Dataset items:
__________________________________________________

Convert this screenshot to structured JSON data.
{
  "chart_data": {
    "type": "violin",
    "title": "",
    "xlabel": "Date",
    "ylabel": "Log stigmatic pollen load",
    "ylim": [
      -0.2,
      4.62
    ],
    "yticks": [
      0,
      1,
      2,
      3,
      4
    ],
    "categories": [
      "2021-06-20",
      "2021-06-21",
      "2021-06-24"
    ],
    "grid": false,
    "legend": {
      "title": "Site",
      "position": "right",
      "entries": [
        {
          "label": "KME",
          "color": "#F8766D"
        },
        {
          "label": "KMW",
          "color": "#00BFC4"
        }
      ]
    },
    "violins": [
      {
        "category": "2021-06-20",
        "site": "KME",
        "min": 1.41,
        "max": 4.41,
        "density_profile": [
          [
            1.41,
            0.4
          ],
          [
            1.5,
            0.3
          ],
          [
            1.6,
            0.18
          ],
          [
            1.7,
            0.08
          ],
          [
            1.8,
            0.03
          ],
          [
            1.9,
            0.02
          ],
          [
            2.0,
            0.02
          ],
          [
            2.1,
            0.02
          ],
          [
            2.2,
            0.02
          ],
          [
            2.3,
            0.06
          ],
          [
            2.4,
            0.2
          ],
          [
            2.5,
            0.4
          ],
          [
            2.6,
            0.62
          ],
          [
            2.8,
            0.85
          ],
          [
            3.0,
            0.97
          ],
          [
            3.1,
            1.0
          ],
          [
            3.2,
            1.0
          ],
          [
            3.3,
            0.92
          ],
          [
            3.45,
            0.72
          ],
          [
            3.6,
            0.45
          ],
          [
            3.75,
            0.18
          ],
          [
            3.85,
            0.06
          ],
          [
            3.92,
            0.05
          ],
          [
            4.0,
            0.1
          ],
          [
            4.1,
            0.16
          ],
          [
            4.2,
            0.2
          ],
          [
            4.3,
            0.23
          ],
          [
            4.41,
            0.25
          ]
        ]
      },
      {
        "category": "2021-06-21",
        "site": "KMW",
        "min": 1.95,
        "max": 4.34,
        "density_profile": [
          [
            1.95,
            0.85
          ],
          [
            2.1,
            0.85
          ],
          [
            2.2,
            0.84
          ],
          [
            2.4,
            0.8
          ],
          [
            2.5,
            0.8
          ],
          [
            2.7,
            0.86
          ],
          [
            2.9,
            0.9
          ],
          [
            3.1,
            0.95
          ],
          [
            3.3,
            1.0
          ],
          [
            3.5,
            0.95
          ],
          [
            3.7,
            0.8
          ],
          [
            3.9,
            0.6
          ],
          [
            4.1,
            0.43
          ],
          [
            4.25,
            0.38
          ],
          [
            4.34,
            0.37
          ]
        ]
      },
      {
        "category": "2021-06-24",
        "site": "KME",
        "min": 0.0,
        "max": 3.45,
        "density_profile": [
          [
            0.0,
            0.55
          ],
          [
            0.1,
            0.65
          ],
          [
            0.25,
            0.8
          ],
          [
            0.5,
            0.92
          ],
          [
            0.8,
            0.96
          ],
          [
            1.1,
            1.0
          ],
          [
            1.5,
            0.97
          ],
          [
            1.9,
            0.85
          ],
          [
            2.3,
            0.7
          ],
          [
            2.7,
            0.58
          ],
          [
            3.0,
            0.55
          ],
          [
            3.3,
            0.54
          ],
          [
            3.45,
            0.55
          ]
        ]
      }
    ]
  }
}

__________________________________________________

-- What is asked --
In the records above, find each line holding "category" and copy it.

-- Exercise response --
        "category": "2021-06-20",
        "category": "2021-06-21",
        "category": "2021-06-24",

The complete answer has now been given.